STATED TASK: Transcribe all of the material exactly, except for its pictures.

EXTRACTED ENTRIES:
********

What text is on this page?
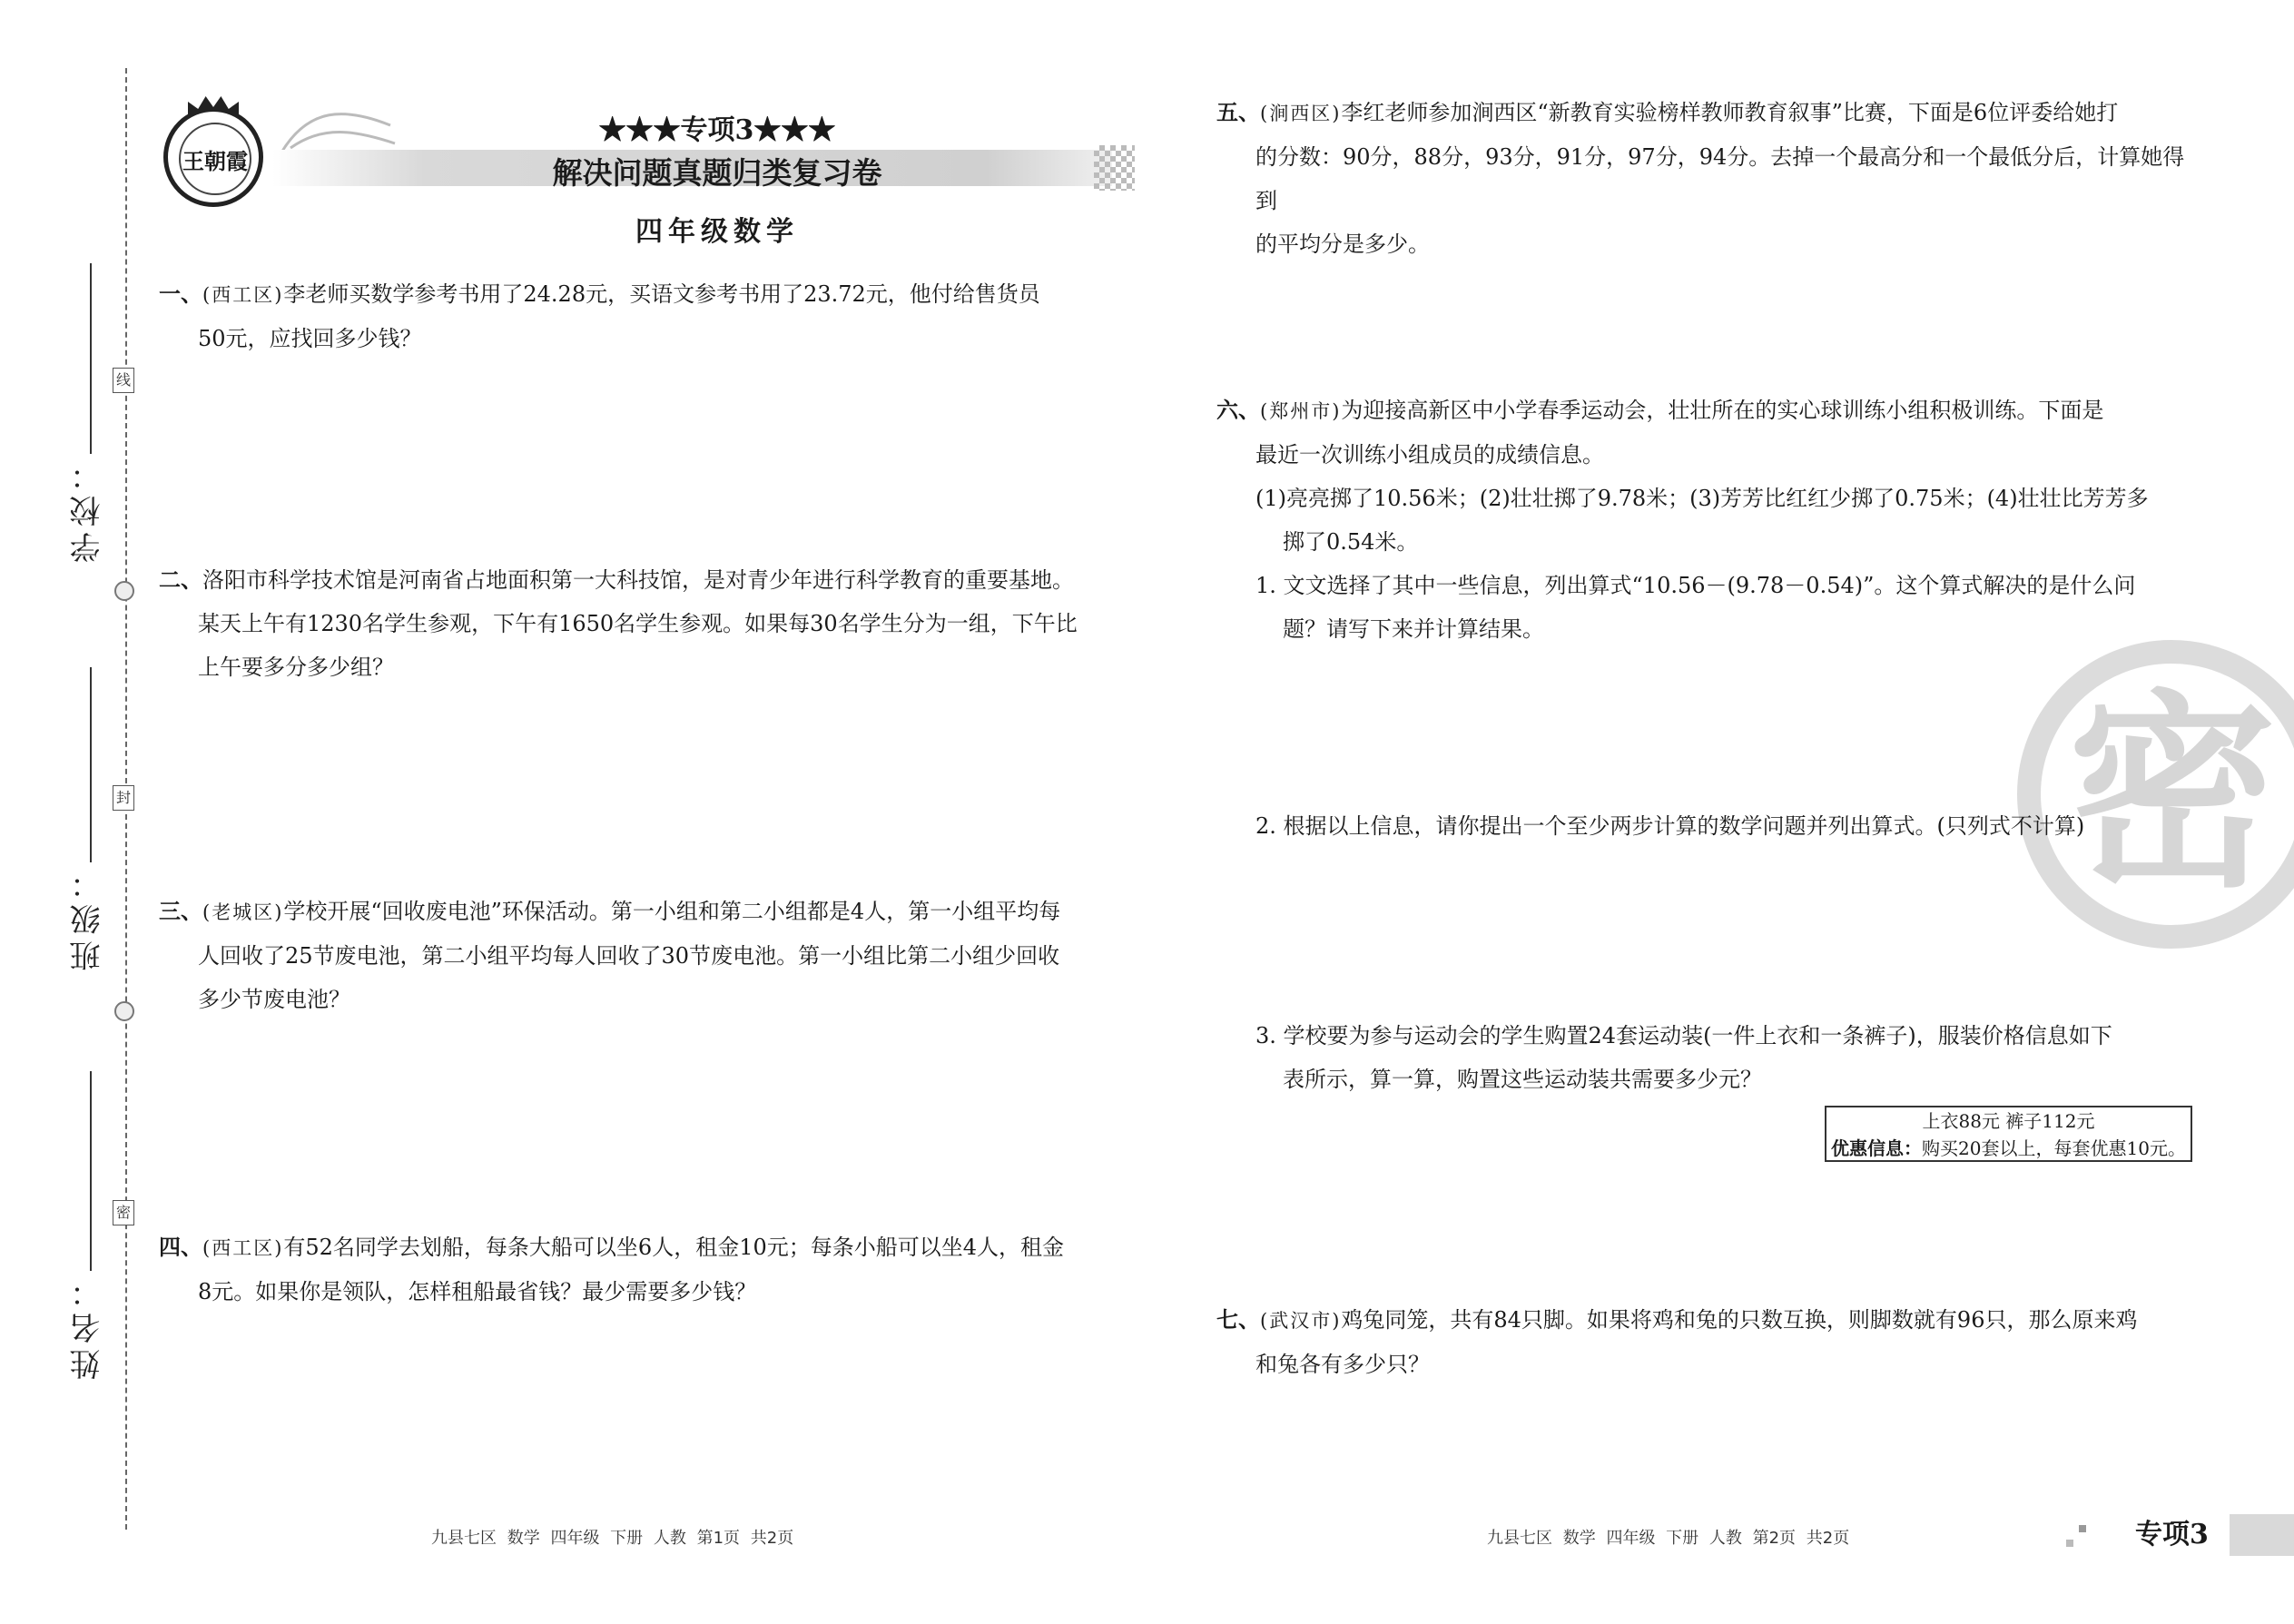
学校：
班级：
姓名：
线
封
密
王朝霞
★★★专项3★★★
解决问题真题归类复习卷
四年级数学
一、(西工区)李老师买数学参考书用了24.28元，买语文参考书用了23.72元，他付给售货员
50元，应找回多少钱？
二、洛阳市科学技术馆是河南省占地面积第一大科技馆，是对青少年进行科学教育的重要基地。
某天上午有1230名学生参观，下午有1650名学生参观。如果每30名学生分为一组，下午比
上午要多分多少组？
三、(老城区)学校开展“回收废电池”环保活动。第一小组和第二小组都是4人，第一小组平均每
人回收了25节废电池，第二小组平均每人回收了30节废电池。第一小组比第二小组少回收
多少节废电池？
四、(西工区)有52名同学去划船，每条大船可以坐6人，租金10元；每条小船可以坐4人，租金
8元。如果你是领队，怎样租船最省钱？最少需要多少钱？
密
五、(涧西区)李红老师参加涧西区“新教育实验榜样教师教育叙事”比赛，下面是6位评委给她打
的分数：90分，88分，93分，91分，97分，94分。去掉一个最高分和一个最低分后，计算她得到
的平均分是多少。
六、(郑州市)为迎接高新区中小学春季运动会，壮壮所在的实心球训练小组积极训练。下面是
最近一次训练小组成员的成绩信息。
(1)亮亮掷了10.56米；(2)壮壮掷了9.78米；(3)芳芳比红红少掷了0.75米；(4)壮壮比芳芳多
掷了0.54米。
1. 文文选择了其中一些信息，列出算式“10.56－(9.78－0.54)”。这个算式解决的是什么问
题？请写下来并计算结果。
2. 根据以上信息，请你提出一个至少两步计算的数学问题并列出算式。(只列式不计算)
3. 学校要为参与运动会的学生购置24套运动装(一件上衣和一条裤子)，服装价格信息如下
表所示，算一算，购置这些运动装共需要多少元？
上衣88元 裤子112元
优惠信息：购买20套以上，每套优惠10元。
七、(武汉市)鸡兔同笼，共有84只脚。如果将鸡和兔的只数互换，则脚数就有96只，那么原来鸡
和兔各有多少只？
九县七区 数学 四年级 下册 人教 第1页 共2页	九县七区 数学 四年级 下册 人教 第2页 共2页	专项3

********

RESULT OF THIS TASK:
What text is on this page?
学校：
班级：
姓名：
线
封
密
王朝霞
★★★专项3★★★
解决问题真题归类复习卷
四年级数学
一、(西工区)李老师买数学参考书用了24.28元，买语文参考书用了23.72元，他付给售货员
50元，应找回多少钱？
二、洛阳市科学技术馆是河南省占地面积第一大科技馆，是对青少年进行科学教育的重要基地。
某天上午有1230名学生参观，下午有1650名学生参观。如果每30名学生分为一组，下午比
上午要多分多少组？
三、(老城区)学校开展“回收废电池”环保活动。第一小组和第二小组都是4人，第一小组平均每
人回收了25节废电池，第二小组平均每人回收了30节废电池。第一小组比第二小组少回收
多少节废电池？
四、(西工区)有52名同学去划船，每条大船可以坐6人，租金10元；每条小船可以坐4人，租金
8元。如果你是领队，怎样租船最省钱？最少需要多少钱？
密
五、(涧西区)李红老师参加涧西区“新教育实验榜样教师教育叙事”比赛，下面是6位评委给她打
的分数：90分，88分，93分，91分，97分，94分。去掉一个最高分和一个最低分后，计算她得到
的平均分是多少。
六、(郑州市)为迎接高新区中小学春季运动会，壮壮所在的实心球训练小组积极训练。下面是
最近一次训练小组成员的成绩信息。
(1)亮亮掷了10.56米；(2)壮壮掷了9.78米；(3)芳芳比红红少掷了0.75米；(4)壮壮比芳芳多
掷了0.54米。
1. 文文选择了其中一些信息，列出算式“10.56－(9.78－0.54)”。这个算式解决的是什么问
题？请写下来并计算结果。
2. 根据以上信息，请你提出一个至少两步计算的数学问题并列出算式。(只列式不计算)
3. 学校要为参与运动会的学生购置24套运动装(一件上衣和一条裤子)，服装价格信息如下
表所示，算一算，购置这些运动装共需要多少元？
上衣88元 裤子112元
优惠信息：购买20套以上，每套优惠10元。
七、(武汉市)鸡兔同笼，共有84只脚。如果将鸡和兔的只数互换，则脚数就有96只，那么原来鸡
和兔各有多少只？
九县七区 数学 四年级 下册 人教 第1页 共2页	九县七区 数学 四年级 下册 人教 第2页 共2页	专项3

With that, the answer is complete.